START Dataset content

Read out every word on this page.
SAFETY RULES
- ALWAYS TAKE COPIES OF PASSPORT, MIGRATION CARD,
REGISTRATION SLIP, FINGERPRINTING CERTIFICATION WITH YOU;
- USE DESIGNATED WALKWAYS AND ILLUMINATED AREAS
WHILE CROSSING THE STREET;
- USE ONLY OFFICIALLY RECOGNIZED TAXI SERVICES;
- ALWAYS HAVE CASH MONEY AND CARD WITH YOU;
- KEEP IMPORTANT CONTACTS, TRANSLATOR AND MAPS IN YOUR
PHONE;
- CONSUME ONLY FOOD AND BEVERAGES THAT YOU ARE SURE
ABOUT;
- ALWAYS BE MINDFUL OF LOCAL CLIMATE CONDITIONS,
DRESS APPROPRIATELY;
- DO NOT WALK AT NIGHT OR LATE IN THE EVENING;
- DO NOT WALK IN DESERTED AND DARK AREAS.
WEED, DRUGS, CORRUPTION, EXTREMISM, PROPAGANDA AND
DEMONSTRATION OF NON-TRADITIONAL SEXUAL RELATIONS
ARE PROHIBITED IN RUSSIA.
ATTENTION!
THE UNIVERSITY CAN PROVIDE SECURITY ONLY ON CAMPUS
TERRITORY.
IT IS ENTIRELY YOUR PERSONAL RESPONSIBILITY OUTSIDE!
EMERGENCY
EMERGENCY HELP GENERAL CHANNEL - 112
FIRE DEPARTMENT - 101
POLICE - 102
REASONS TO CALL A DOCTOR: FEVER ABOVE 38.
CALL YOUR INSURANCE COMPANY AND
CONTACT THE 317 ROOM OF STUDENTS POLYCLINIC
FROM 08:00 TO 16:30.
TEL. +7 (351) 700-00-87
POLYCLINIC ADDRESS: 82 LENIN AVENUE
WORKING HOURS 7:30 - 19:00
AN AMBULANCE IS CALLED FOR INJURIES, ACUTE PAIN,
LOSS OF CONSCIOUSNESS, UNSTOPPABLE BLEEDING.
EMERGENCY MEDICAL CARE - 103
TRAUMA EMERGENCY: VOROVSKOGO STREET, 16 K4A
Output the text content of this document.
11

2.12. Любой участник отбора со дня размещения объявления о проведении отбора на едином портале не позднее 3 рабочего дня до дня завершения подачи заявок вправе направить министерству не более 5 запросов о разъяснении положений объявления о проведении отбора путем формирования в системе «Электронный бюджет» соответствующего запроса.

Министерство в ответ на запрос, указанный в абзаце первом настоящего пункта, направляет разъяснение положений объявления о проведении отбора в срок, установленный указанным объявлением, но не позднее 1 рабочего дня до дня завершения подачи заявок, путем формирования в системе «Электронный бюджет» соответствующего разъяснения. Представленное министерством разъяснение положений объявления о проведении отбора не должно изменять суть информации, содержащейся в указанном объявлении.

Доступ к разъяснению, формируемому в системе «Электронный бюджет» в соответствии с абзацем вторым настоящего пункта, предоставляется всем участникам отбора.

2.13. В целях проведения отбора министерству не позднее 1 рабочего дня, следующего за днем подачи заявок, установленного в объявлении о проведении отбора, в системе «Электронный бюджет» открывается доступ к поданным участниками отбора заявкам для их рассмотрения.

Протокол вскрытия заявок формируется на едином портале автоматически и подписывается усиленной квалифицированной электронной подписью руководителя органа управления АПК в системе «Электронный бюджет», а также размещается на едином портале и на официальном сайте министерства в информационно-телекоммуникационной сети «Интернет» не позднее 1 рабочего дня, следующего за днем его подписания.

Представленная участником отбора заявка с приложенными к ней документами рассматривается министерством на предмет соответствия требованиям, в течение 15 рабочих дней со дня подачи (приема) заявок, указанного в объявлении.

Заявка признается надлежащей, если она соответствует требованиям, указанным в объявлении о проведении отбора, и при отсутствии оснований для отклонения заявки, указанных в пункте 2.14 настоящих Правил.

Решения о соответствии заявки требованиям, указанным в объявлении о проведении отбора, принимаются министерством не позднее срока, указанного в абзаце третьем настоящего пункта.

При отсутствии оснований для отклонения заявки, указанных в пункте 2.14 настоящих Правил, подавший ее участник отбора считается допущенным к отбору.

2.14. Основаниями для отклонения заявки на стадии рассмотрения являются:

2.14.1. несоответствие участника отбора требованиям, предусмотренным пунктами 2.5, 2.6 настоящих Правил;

END Dataset content

◆ **Stated exercise**
From the records above, pull out each line that has "STREET".

◆ **Solution to the exercise**
WHILE CROSSING THE STREET;
TRAUMA EMERGENCY: VOROVSKOGO STREET, 16 K4A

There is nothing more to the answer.